■ **YOUR GOAL**:
Write out the whole of the material exactly.

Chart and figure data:
<<<<

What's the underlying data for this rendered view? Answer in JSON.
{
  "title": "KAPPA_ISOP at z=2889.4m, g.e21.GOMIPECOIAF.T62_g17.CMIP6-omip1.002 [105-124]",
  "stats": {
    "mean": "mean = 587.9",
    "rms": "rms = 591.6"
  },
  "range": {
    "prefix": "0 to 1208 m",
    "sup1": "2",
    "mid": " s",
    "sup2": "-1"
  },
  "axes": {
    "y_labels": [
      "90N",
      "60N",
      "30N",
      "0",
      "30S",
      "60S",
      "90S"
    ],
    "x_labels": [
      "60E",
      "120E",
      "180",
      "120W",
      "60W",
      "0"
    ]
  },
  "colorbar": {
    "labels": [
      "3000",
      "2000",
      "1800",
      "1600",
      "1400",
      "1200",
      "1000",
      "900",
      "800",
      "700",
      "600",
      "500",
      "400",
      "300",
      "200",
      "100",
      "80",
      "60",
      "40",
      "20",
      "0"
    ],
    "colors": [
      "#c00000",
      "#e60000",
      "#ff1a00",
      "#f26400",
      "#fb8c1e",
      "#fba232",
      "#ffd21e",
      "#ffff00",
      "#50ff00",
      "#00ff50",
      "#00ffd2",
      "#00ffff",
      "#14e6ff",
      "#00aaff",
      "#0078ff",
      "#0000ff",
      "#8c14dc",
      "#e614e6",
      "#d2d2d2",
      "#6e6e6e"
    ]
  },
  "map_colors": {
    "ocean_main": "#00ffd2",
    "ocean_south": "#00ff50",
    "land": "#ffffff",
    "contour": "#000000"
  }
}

>>>>

■ **THE ANSWER**:
What's the underlying data for this rendered view? Answer in JSON.
{
  "title": "KAPPA_ISOP at z=2889.4m, g.e21.GOMIPECOIAF.T62_g17.CMIP6-omip1.002 [105-124]",
  "stats": {
    "mean": "mean = 587.9",
    "rms": "rms = 591.6"
  },
  "range": {
    "prefix": "0 to 1208 m",
    "sup1": "2",
    "mid": " s",
    "sup2": "-1"
  },
  "axes": {
    "y_labels": [
      "90N",
      "60N",
      "30N",
      "0",
      "30S",
      "60S",
      "90S"
    ],
    "x_labels": [
      "60E",
      "120E",
      "180",
      "120W",
      "60W",
      "0"
    ]
  },
  "colorbar": {
    "labels": [
      "3000",
      "2000",
      "1800",
      "1600",
      "1400",
      "1200",
      "1000",
      "900",
      "800",
      "700",
      "600",
      "500",
      "400",
      "300",
      "200",
      "100",
      "80",
      "60",
      "40",
      "20",
      "0"
    ],
    "colors": [
      "#c00000",
      "#e60000",
      "#ff1a00",
      "#f26400",
      "#fb8c1e",
      "#fba232",
      "#ffd21e",
      "#ffff00",
      "#50ff00",
      "#00ff50",
      "#00ffd2",
      "#00ffff",
      "#14e6ff",
      "#00aaff",
      "#0078ff",
      "#0000ff",
      "#8c14dc",
      "#e614e6",
      "#d2d2d2",
      "#6e6e6e"
    ]
  },
  "map_colors": {
    "ocean_main": "#00ffd2",
    "ocean_south": "#00ff50",
    "land": "#ffffff",
    "contour": "#000000"
  }
}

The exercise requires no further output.